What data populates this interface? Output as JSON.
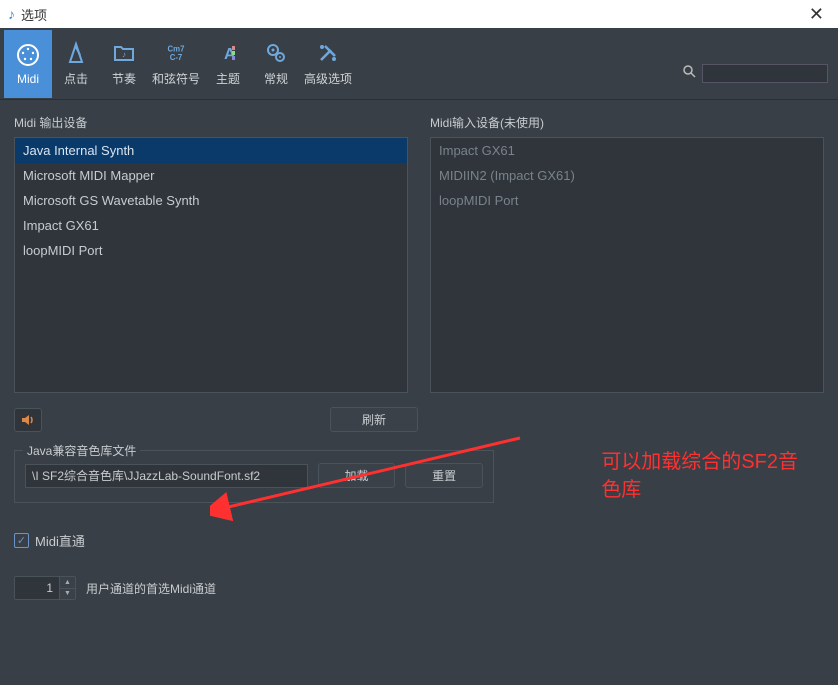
{
  "window": {
    "title": "选项"
  },
  "toolbar": {
    "items": [
      {
        "label": "Midi"
      },
      {
        "label": "点击"
      },
      {
        "label": "节奏"
      },
      {
        "label": "和弦符号"
      },
      {
        "label": "主题"
      },
      {
        "label": "常规"
      },
      {
        "label": "高级选项"
      }
    ]
  },
  "labels": {
    "midi_out": "Midi 输出设备",
    "midi_in": "Midi输入设备(未使用)",
    "refresh": "刷新",
    "soundbank_section": "Java兼容音色库文件",
    "load": "加载",
    "reset": "重置",
    "midi_thru": "Midi直通",
    "preferred_channel": "用户通道的首选Midi通道"
  },
  "midi_out_devices": [
    "Java Internal Synth",
    "Microsoft MIDI Mapper",
    "Microsoft GS Wavetable Synth",
    "Impact GX61",
    "loopMIDI Port"
  ],
  "midi_in_devices": [
    "Impact GX61",
    "MIDIIN2 (Impact GX61)",
    "loopMIDI Port"
  ],
  "soundbank_path": "\\I SF2综合音色库\\JJazzLab-SoundFont.sf2",
  "channel_value": "1",
  "annotation": {
    "line1": "可以加载综合的SF2音",
    "line2": "色库"
  }
}
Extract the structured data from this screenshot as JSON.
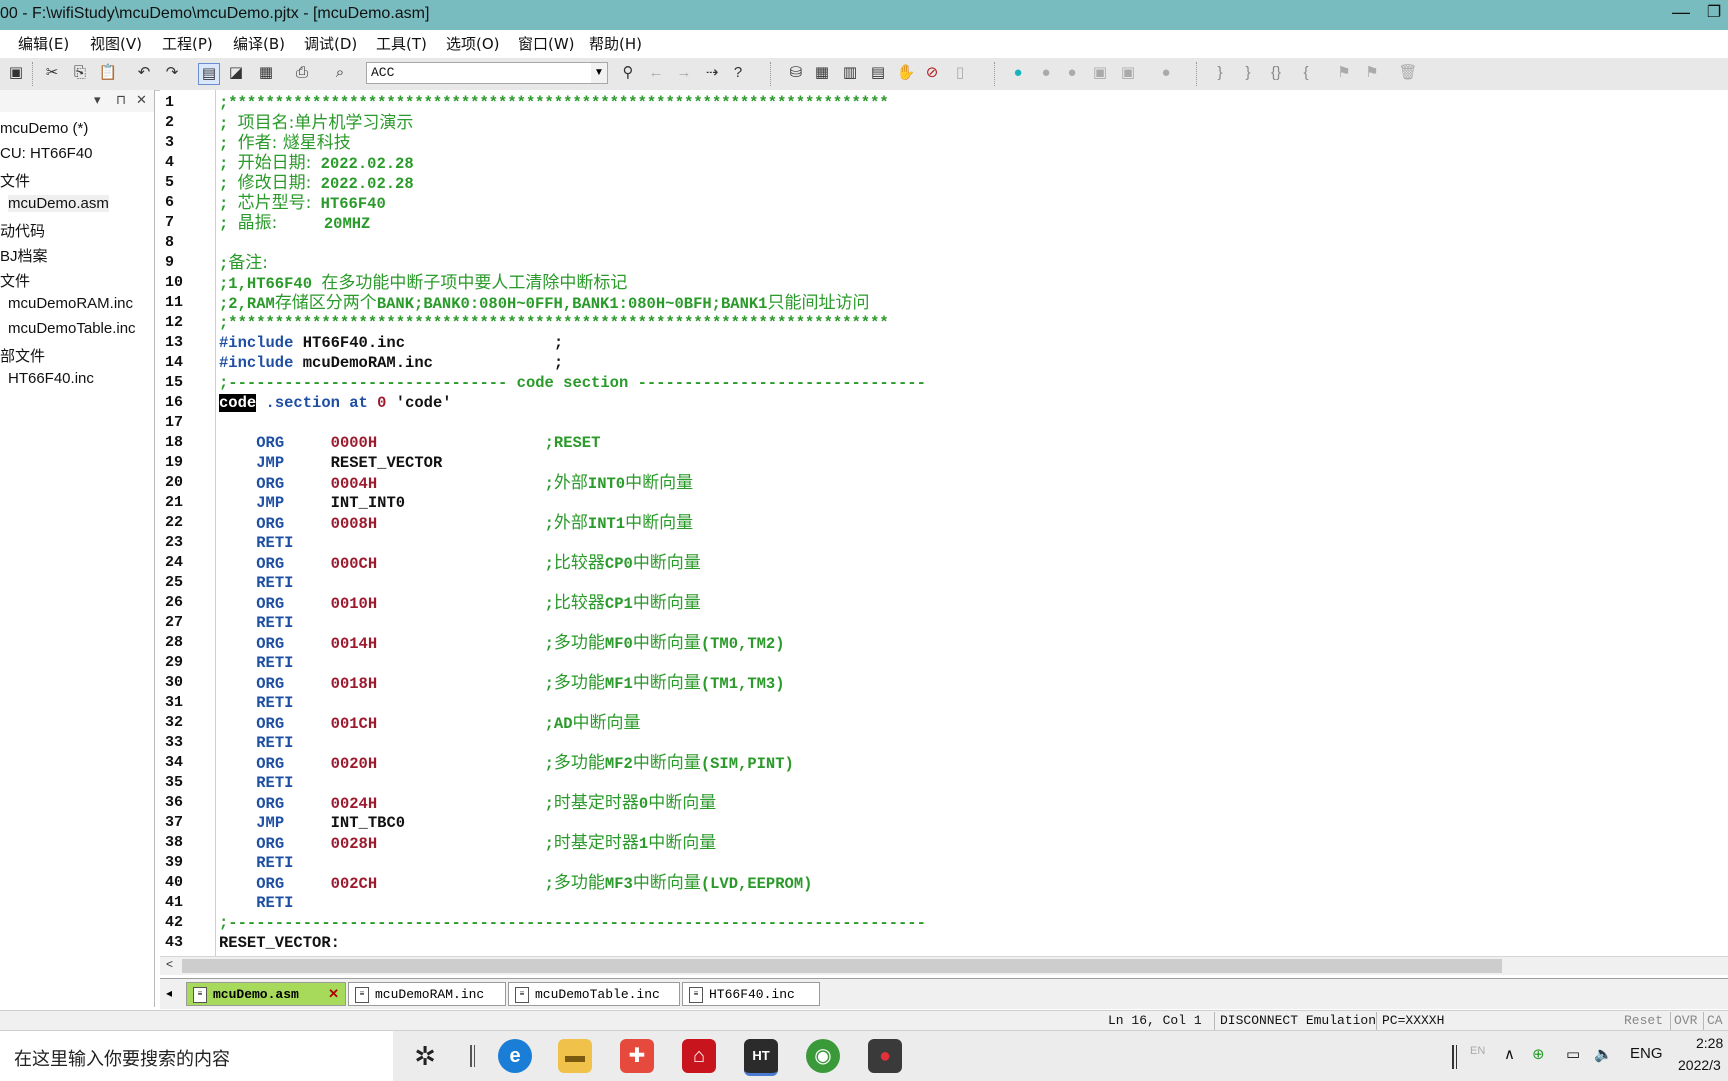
{
  "window": {
    "title": "00 - F:\\wifiStudy\\mcuDemo\\mcuDemo.pjtx - [mcuDemo.asm]",
    "minimize": "—",
    "maximize": "❐"
  },
  "menu": [
    "编辑(E)",
    "视图(V)",
    "工程(P)",
    "编译(B)",
    "调试(D)",
    "工具(T)",
    "选项(O)",
    "窗口(W)",
    "帮助(H)"
  ],
  "toolbar": {
    "combo_value": "ACC",
    "icons": [
      "save-all",
      "cut",
      "copy",
      "paste",
      "undo",
      "redo",
      "project-window",
      "output-window",
      "watch-window",
      "print",
      "find-in-files",
      "find",
      "back",
      "forward",
      "jump",
      "help",
      "compile",
      "build",
      "rebuild",
      "step",
      "run-to",
      "stop",
      "breakpoint",
      "emulate",
      "go",
      "step-into",
      "step-over",
      "step-out",
      "reset",
      "clear"
    ]
  },
  "sidebar": {
    "controls": [
      "▾",
      "⊓",
      "✕"
    ],
    "items": [
      {
        "label": "mcuDemo (*)"
      },
      {
        "label": "CU: HT66F40"
      },
      {
        "label": "文件"
      },
      {
        "label": "mcuDemo.asm"
      },
      {
        "label": "动代码"
      },
      {
        "label": "BJ档案"
      },
      {
        "label": "文件"
      },
      {
        "label": "mcuDemoRAM.inc"
      },
      {
        "label": "mcuDemoTable.inc"
      },
      {
        "label": "部文件"
      },
      {
        "label": "HT66F40.inc"
      }
    ]
  },
  "editor": {
    "lines": [
      {
        "n": "1",
        "parts": [
          {
            "t": ";***********************************************************************",
            "c": "cmb"
          }
        ]
      },
      {
        "n": "2",
        "parts": [
          {
            "t": "; ",
            "c": "cmb"
          },
          {
            "t": "项目名:单片机学习演示",
            "c": "cm c-text"
          }
        ]
      },
      {
        "n": "3",
        "parts": [
          {
            "t": "; ",
            "c": "cmb"
          },
          {
            "t": "作者: 燧星科技",
            "c": "cm c-text"
          }
        ]
      },
      {
        "n": "4",
        "parts": [
          {
            "t": "; ",
            "c": "cmb"
          },
          {
            "t": "开始日期:",
            "c": "cm c-text"
          },
          {
            "t": " 2022.02.28",
            "c": "cmb"
          }
        ]
      },
      {
        "n": "5",
        "parts": [
          {
            "t": "; ",
            "c": "cmb"
          },
          {
            "t": "修改日期:",
            "c": "cm c-text"
          },
          {
            "t": " 2022.02.28",
            "c": "cmb"
          }
        ]
      },
      {
        "n": "6",
        "parts": [
          {
            "t": "; ",
            "c": "cmb"
          },
          {
            "t": "芯片型号:",
            "c": "cm c-text"
          },
          {
            "t": " HT66F40",
            "c": "cmb"
          }
        ]
      },
      {
        "n": "7",
        "parts": [
          {
            "t": "; ",
            "c": "cmb"
          },
          {
            "t": "晶振:",
            "c": "cm c-text"
          },
          {
            "t": "     20MHZ",
            "c": "cmb"
          }
        ]
      },
      {
        "n": "8",
        "parts": []
      },
      {
        "n": "9",
        "parts": [
          {
            "t": ";",
            "c": "cmb"
          },
          {
            "t": "备注:",
            "c": "cm c-text"
          }
        ]
      },
      {
        "n": "10",
        "parts": [
          {
            "t": ";1,HT66F40 ",
            "c": "cmb"
          },
          {
            "t": "在多功能中断子项中要人工清除中断标记",
            "c": "cm c-text"
          }
        ]
      },
      {
        "n": "11",
        "parts": [
          {
            "t": ";2,RAM",
            "c": "cmb"
          },
          {
            "t": "存储区分两个",
            "c": "cm c-text"
          },
          {
            "t": "BANK;BANK0:080H~0FFH,BANK1:080H~0BFH;BANK1",
            "c": "cmb"
          },
          {
            "t": "只能间址访问",
            "c": "cm c-text"
          }
        ]
      },
      {
        "n": "12",
        "parts": [
          {
            "t": ";***********************************************************************",
            "c": "cmb"
          }
        ]
      },
      {
        "n": "13",
        "parts": [
          {
            "t": "#include",
            "c": "pp"
          },
          {
            "t": " HT66F40.inc                ;",
            "c": "str"
          }
        ]
      },
      {
        "n": "14",
        "parts": [
          {
            "t": "#include",
            "c": "pp"
          },
          {
            "t": " mcuDemoRAM.inc             ;",
            "c": "str"
          }
        ]
      },
      {
        "n": "15",
        "parts": [
          {
            "t": ";------------------------------ code section -------------------------------",
            "c": "cmb"
          }
        ]
      },
      {
        "n": "16",
        "parts": [
          {
            "t": "code",
            "c": "sel"
          },
          {
            "t": " ",
            "c": "str"
          },
          {
            "t": ".section at",
            "c": "kw"
          },
          {
            "t": " 0 ",
            "c": "num"
          },
          {
            "t": "'code'",
            "c": "str"
          }
        ]
      },
      {
        "n": "17",
        "parts": []
      },
      {
        "n": "18",
        "parts": [
          {
            "t": "    ",
            "c": "str"
          },
          {
            "t": "ORG",
            "c": "kw"
          },
          {
            "t": "     ",
            "c": "str"
          },
          {
            "t": "0000H",
            "c": "num"
          },
          {
            "t": "                  ",
            "c": "str"
          },
          {
            "t": ";RESET",
            "c": "cmb"
          }
        ]
      },
      {
        "n": "19",
        "parts": [
          {
            "t": "    ",
            "c": "str"
          },
          {
            "t": "JMP",
            "c": "kw"
          },
          {
            "t": "     RESET_VECTOR",
            "c": "str"
          }
        ]
      },
      {
        "n": "20",
        "parts": [
          {
            "t": "    ",
            "c": "str"
          },
          {
            "t": "ORG",
            "c": "kw"
          },
          {
            "t": "     ",
            "c": "str"
          },
          {
            "t": "0004H",
            "c": "num"
          },
          {
            "t": "                  ",
            "c": "str"
          },
          {
            "t": ";",
            "c": "cmb"
          },
          {
            "t": "外部",
            "c": "cm c-text"
          },
          {
            "t": "INT0",
            "c": "cmb"
          },
          {
            "t": "中断向量",
            "c": "cm c-text"
          }
        ]
      },
      {
        "n": "21",
        "parts": [
          {
            "t": "    ",
            "c": "str"
          },
          {
            "t": "JMP",
            "c": "kw"
          },
          {
            "t": "     INT_INT0",
            "c": "str"
          }
        ]
      },
      {
        "n": "22",
        "parts": [
          {
            "t": "    ",
            "c": "str"
          },
          {
            "t": "ORG",
            "c": "kw"
          },
          {
            "t": "     ",
            "c": "str"
          },
          {
            "t": "0008H",
            "c": "num"
          },
          {
            "t": "                  ",
            "c": "str"
          },
          {
            "t": ";",
            "c": "cmb"
          },
          {
            "t": "外部",
            "c": "cm c-text"
          },
          {
            "t": "INT1",
            "c": "cmb"
          },
          {
            "t": "中断向量",
            "c": "cm c-text"
          }
        ]
      },
      {
        "n": "23",
        "parts": [
          {
            "t": "    ",
            "c": "str"
          },
          {
            "t": "RETI",
            "c": "kw"
          }
        ]
      },
      {
        "n": "24",
        "parts": [
          {
            "t": "    ",
            "c": "str"
          },
          {
            "t": "ORG",
            "c": "kw"
          },
          {
            "t": "     ",
            "c": "str"
          },
          {
            "t": "000CH",
            "c": "num"
          },
          {
            "t": "                  ",
            "c": "str"
          },
          {
            "t": ";",
            "c": "cmb"
          },
          {
            "t": "比较器",
            "c": "cm c-text"
          },
          {
            "t": "CP0",
            "c": "cmb"
          },
          {
            "t": "中断向量",
            "c": "cm c-text"
          }
        ]
      },
      {
        "n": "25",
        "parts": [
          {
            "t": "    ",
            "c": "str"
          },
          {
            "t": "RETI",
            "c": "kw"
          }
        ]
      },
      {
        "n": "26",
        "parts": [
          {
            "t": "    ",
            "c": "str"
          },
          {
            "t": "ORG",
            "c": "kw"
          },
          {
            "t": "     ",
            "c": "str"
          },
          {
            "t": "0010H",
            "c": "num"
          },
          {
            "t": "                  ",
            "c": "str"
          },
          {
            "t": ";",
            "c": "cmb"
          },
          {
            "t": "比较器",
            "c": "cm c-text"
          },
          {
            "t": "CP1",
            "c": "cmb"
          },
          {
            "t": "中断向量",
            "c": "cm c-text"
          }
        ]
      },
      {
        "n": "27",
        "parts": [
          {
            "t": "    ",
            "c": "str"
          },
          {
            "t": "RETI",
            "c": "kw"
          }
        ]
      },
      {
        "n": "28",
        "parts": [
          {
            "t": "    ",
            "c": "str"
          },
          {
            "t": "ORG",
            "c": "kw"
          },
          {
            "t": "     ",
            "c": "str"
          },
          {
            "t": "0014H",
            "c": "num"
          },
          {
            "t": "                  ",
            "c": "str"
          },
          {
            "t": ";",
            "c": "cmb"
          },
          {
            "t": "多功能",
            "c": "cm c-text"
          },
          {
            "t": "MF0",
            "c": "cmb"
          },
          {
            "t": "中断向量",
            "c": "cm c-text"
          },
          {
            "t": "(TM0,TM2)",
            "c": "cmb"
          }
        ]
      },
      {
        "n": "29",
        "parts": [
          {
            "t": "    ",
            "c": "str"
          },
          {
            "t": "RETI",
            "c": "kw"
          }
        ]
      },
      {
        "n": "30",
        "parts": [
          {
            "t": "    ",
            "c": "str"
          },
          {
            "t": "ORG",
            "c": "kw"
          },
          {
            "t": "     ",
            "c": "str"
          },
          {
            "t": "0018H",
            "c": "num"
          },
          {
            "t": "                  ",
            "c": "str"
          },
          {
            "t": ";",
            "c": "cmb"
          },
          {
            "t": "多功能",
            "c": "cm c-text"
          },
          {
            "t": "MF1",
            "c": "cmb"
          },
          {
            "t": "中断向量",
            "c": "cm c-text"
          },
          {
            "t": "(TM1,TM3)",
            "c": "cmb"
          }
        ]
      },
      {
        "n": "31",
        "parts": [
          {
            "t": "    ",
            "c": "str"
          },
          {
            "t": "RETI",
            "c": "kw"
          }
        ]
      },
      {
        "n": "32",
        "parts": [
          {
            "t": "    ",
            "c": "str"
          },
          {
            "t": "ORG",
            "c": "kw"
          },
          {
            "t": "     ",
            "c": "str"
          },
          {
            "t": "001CH",
            "c": "num"
          },
          {
            "t": "                  ",
            "c": "str"
          },
          {
            "t": ";AD",
            "c": "cmb"
          },
          {
            "t": "中断向量",
            "c": "cm c-text"
          }
        ]
      },
      {
        "n": "33",
        "parts": [
          {
            "t": "    ",
            "c": "str"
          },
          {
            "t": "RETI",
            "c": "kw"
          }
        ]
      },
      {
        "n": "34",
        "parts": [
          {
            "t": "    ",
            "c": "str"
          },
          {
            "t": "ORG",
            "c": "kw"
          },
          {
            "t": "     ",
            "c": "str"
          },
          {
            "t": "0020H",
            "c": "num"
          },
          {
            "t": "                  ",
            "c": "str"
          },
          {
            "t": ";",
            "c": "cmb"
          },
          {
            "t": "多功能",
            "c": "cm c-text"
          },
          {
            "t": "MF2",
            "c": "cmb"
          },
          {
            "t": "中断向量",
            "c": "cm c-text"
          },
          {
            "t": "(SIM,PINT)",
            "c": "cmb"
          }
        ]
      },
      {
        "n": "35",
        "parts": [
          {
            "t": "    ",
            "c": "str"
          },
          {
            "t": "RETI",
            "c": "kw"
          }
        ]
      },
      {
        "n": "36",
        "parts": [
          {
            "t": "    ",
            "c": "str"
          },
          {
            "t": "ORG",
            "c": "kw"
          },
          {
            "t": "     ",
            "c": "str"
          },
          {
            "t": "0024H",
            "c": "num"
          },
          {
            "t": "                  ",
            "c": "str"
          },
          {
            "t": ";",
            "c": "cmb"
          },
          {
            "t": "时基定时器",
            "c": "cm c-text"
          },
          {
            "t": "0",
            "c": "cmb"
          },
          {
            "t": "中断向量",
            "c": "cm c-text"
          }
        ]
      },
      {
        "n": "37",
        "parts": [
          {
            "t": "    ",
            "c": "str"
          },
          {
            "t": "JMP",
            "c": "kw"
          },
          {
            "t": "     INT_TBC0",
            "c": "str"
          }
        ]
      },
      {
        "n": "38",
        "parts": [
          {
            "t": "    ",
            "c": "str"
          },
          {
            "t": "ORG",
            "c": "kw"
          },
          {
            "t": "     ",
            "c": "str"
          },
          {
            "t": "0028H",
            "c": "num"
          },
          {
            "t": "                  ",
            "c": "str"
          },
          {
            "t": ";",
            "c": "cmb"
          },
          {
            "t": "时基定时器",
            "c": "cm c-text"
          },
          {
            "t": "1",
            "c": "cmb"
          },
          {
            "t": "中断向量",
            "c": "cm c-text"
          }
        ]
      },
      {
        "n": "39",
        "parts": [
          {
            "t": "    ",
            "c": "str"
          },
          {
            "t": "RETI",
            "c": "kw"
          }
        ]
      },
      {
        "n": "40",
        "parts": [
          {
            "t": "    ",
            "c": "str"
          },
          {
            "t": "ORG",
            "c": "kw"
          },
          {
            "t": "     ",
            "c": "str"
          },
          {
            "t": "002CH",
            "c": "num"
          },
          {
            "t": "                  ",
            "c": "str"
          },
          {
            "t": ";",
            "c": "cmb"
          },
          {
            "t": "多功能",
            "c": "cm c-text"
          },
          {
            "t": "MF3",
            "c": "cmb"
          },
          {
            "t": "中断向量",
            "c": "cm c-text"
          },
          {
            "t": "(LVD,EEPROM)",
            "c": "cmb"
          }
        ]
      },
      {
        "n": "41",
        "parts": [
          {
            "t": "    ",
            "c": "str"
          },
          {
            "t": "RETI",
            "c": "kw"
          }
        ]
      },
      {
        "n": "42",
        "parts": [
          {
            "t": ";---------------------------------------------------------------------------",
            "c": "cmb"
          }
        ]
      },
      {
        "n": "43",
        "parts": [
          {
            "t": "RESET_VECTOR:",
            "c": "str"
          }
        ]
      }
    ]
  },
  "tabs": [
    {
      "label": "mcuDemo.asm",
      "active": true,
      "close": "✕"
    },
    {
      "label": "mcuDemoRAM.inc",
      "active": false
    },
    {
      "label": "mcuDemoTable.inc",
      "active": false
    },
    {
      "label": "HT66F40.inc",
      "active": false
    }
  ],
  "status": {
    "position": "Ln 16, Col 1",
    "mode": "DISCONNECT Emulation",
    "pc": "PC=XXXXH",
    "reset": "Reset",
    "ovr": "OVR",
    "cap": "CA"
  },
  "taskbar": {
    "search_placeholder": "在这里输入你要搜索的内容",
    "apps": [
      {
        "name": "task-view",
        "glyph": "✲"
      },
      {
        "name": "edge",
        "glyph": "e"
      },
      {
        "name": "explorer",
        "glyph": "▬"
      },
      {
        "name": "puzzle-app",
        "glyph": "✚"
      },
      {
        "name": "pdf-reader",
        "glyph": "⌂"
      },
      {
        "name": "ht-ide",
        "glyph": "HT"
      },
      {
        "name": "chrome",
        "glyph": "◉"
      },
      {
        "name": "recorder",
        "glyph": "●"
      }
    ],
    "lang_small": "EN",
    "lang": "ENG",
    "time": "2:28",
    "date": "2022/3"
  },
  "colors": {
    "title_bar": "#79bcc0",
    "comment": "#2a9a2a",
    "keyword": "#1f4fa3",
    "number": "#9b1a2e",
    "active_tab": "#a7d95a"
  }
}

◆ **Exercise details**:
Extract all lines that hold the word "JSON".

◆ **Exercise answer**:
What data populates this interface? Output as JSON.
Extract the structured data from this screenshot as JSON.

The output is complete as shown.